**Given request**:
Below is a block of records. Copy every line in it that contains the word "regions".

(Stored data)
################

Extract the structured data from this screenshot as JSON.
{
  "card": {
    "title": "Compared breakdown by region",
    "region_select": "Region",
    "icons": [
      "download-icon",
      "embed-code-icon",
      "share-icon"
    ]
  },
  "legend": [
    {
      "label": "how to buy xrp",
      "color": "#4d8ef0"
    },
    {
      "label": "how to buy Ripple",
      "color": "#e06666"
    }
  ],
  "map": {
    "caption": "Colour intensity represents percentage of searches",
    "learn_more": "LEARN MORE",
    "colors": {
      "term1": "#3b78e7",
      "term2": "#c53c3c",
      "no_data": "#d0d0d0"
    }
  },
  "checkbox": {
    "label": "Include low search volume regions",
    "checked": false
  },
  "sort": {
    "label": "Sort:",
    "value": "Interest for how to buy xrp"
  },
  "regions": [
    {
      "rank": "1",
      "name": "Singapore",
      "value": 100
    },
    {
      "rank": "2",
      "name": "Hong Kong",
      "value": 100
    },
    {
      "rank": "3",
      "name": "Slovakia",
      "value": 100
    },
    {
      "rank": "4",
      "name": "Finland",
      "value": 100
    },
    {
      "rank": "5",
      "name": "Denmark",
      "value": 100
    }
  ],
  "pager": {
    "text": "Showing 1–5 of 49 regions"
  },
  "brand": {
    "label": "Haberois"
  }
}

################

**Completed task**:
    "label": "Include low search volume regions",
  "regions": [
    "text": "Showing 1–5 of 49 regions"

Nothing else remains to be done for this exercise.